- Records supplied -
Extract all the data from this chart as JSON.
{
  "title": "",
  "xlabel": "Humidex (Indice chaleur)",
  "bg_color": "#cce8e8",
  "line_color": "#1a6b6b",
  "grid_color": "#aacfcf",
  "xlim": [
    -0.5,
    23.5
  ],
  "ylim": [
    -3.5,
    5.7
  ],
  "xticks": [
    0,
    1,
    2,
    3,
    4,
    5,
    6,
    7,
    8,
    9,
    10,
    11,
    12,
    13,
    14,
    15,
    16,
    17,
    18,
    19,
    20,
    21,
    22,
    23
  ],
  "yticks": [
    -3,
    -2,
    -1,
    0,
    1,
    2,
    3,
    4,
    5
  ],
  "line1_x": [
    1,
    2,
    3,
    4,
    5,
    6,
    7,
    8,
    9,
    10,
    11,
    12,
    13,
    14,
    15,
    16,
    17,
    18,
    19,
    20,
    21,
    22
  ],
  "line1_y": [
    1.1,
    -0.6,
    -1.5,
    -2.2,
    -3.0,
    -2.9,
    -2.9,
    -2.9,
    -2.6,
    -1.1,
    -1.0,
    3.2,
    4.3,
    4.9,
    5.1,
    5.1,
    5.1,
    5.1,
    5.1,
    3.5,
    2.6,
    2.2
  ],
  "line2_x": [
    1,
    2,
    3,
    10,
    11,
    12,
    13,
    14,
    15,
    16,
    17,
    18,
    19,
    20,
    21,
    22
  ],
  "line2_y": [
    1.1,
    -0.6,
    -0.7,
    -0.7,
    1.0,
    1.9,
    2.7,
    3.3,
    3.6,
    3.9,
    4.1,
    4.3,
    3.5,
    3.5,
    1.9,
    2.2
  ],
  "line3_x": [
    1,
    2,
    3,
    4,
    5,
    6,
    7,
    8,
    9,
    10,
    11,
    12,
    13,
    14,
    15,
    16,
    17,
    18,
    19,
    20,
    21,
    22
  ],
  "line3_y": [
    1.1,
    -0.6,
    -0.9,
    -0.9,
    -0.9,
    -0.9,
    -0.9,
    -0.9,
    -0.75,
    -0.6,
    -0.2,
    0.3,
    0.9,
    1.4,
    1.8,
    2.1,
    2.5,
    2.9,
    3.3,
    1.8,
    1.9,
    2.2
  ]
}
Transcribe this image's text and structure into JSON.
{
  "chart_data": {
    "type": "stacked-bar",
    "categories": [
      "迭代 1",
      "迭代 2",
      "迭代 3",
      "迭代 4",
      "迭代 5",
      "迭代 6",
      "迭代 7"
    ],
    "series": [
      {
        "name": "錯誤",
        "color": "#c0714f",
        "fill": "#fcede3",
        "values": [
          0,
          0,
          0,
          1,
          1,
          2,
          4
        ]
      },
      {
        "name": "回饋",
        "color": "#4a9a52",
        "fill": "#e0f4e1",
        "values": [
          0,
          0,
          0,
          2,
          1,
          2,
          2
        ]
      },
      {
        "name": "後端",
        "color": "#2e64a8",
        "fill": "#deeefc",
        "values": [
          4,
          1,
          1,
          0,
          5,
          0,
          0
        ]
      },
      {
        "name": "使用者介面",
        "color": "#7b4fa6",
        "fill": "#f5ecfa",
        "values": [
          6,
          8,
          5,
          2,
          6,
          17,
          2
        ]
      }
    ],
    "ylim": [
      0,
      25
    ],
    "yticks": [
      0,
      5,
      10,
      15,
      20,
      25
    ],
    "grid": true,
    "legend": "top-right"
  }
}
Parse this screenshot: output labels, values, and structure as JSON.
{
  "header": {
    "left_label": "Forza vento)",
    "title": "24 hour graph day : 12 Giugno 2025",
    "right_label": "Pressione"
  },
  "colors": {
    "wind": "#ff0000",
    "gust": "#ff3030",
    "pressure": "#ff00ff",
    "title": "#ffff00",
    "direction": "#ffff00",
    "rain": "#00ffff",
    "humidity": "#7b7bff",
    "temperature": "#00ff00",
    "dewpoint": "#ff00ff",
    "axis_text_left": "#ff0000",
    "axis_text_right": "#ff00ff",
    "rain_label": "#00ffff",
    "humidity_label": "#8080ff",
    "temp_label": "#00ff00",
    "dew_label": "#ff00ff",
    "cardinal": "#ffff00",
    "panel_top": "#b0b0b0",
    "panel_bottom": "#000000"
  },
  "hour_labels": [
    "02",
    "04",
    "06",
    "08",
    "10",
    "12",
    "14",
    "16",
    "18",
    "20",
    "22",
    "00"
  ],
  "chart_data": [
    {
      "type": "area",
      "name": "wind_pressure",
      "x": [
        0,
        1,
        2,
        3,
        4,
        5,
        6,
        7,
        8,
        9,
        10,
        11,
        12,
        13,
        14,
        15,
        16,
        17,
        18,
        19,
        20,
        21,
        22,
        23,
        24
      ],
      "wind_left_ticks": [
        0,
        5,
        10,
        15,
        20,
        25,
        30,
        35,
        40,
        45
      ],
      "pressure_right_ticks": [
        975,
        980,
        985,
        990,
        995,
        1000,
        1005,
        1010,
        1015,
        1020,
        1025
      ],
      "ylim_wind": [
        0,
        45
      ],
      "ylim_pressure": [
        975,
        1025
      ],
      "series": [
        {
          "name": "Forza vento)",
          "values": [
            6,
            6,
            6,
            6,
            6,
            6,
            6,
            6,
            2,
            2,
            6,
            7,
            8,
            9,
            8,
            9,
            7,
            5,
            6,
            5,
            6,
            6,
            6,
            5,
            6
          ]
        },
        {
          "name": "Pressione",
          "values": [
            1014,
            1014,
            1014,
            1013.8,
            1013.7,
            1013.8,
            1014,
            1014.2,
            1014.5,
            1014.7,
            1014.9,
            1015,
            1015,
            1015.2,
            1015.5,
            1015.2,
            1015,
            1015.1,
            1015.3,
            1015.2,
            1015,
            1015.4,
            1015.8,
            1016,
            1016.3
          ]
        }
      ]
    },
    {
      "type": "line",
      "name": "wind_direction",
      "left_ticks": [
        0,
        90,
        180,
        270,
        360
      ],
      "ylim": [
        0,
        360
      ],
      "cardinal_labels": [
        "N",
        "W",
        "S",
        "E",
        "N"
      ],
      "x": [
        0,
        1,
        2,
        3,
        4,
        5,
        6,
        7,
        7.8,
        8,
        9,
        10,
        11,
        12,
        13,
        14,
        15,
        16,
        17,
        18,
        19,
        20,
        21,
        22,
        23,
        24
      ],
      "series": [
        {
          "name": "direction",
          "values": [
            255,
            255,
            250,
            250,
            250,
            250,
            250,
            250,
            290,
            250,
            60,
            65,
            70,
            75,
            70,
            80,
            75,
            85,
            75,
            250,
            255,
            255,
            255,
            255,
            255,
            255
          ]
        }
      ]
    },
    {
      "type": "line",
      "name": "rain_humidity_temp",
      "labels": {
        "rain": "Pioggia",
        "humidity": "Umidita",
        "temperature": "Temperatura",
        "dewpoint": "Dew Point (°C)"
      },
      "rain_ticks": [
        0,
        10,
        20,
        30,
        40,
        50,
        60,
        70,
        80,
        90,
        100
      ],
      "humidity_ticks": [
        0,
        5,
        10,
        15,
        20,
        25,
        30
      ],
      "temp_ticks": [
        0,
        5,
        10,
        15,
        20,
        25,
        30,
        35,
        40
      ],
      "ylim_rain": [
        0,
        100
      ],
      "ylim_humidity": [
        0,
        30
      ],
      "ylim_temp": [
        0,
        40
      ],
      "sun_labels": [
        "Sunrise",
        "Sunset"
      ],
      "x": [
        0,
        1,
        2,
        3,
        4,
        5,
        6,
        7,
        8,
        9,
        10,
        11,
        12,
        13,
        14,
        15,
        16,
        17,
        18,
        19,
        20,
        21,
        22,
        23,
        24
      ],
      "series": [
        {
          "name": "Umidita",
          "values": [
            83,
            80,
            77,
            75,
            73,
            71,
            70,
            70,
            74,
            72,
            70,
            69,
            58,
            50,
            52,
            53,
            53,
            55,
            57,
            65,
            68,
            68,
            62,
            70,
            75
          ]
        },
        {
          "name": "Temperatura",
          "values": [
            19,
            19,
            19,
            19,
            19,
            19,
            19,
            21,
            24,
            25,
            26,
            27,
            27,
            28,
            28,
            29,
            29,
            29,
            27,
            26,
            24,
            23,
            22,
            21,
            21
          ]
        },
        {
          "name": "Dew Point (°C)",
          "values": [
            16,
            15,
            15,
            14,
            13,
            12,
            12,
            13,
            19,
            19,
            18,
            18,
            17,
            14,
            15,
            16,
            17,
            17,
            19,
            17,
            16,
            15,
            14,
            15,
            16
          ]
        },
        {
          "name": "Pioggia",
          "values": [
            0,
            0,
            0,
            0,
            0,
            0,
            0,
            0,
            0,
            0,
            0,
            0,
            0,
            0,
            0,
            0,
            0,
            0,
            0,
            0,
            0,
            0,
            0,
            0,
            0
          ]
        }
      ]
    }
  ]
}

- Exercise instructions -
Search the data for "temperature". Copy every line that has it.

- Solution -
    "temperature": "#00ff00",
        "temperature": "Temperatura",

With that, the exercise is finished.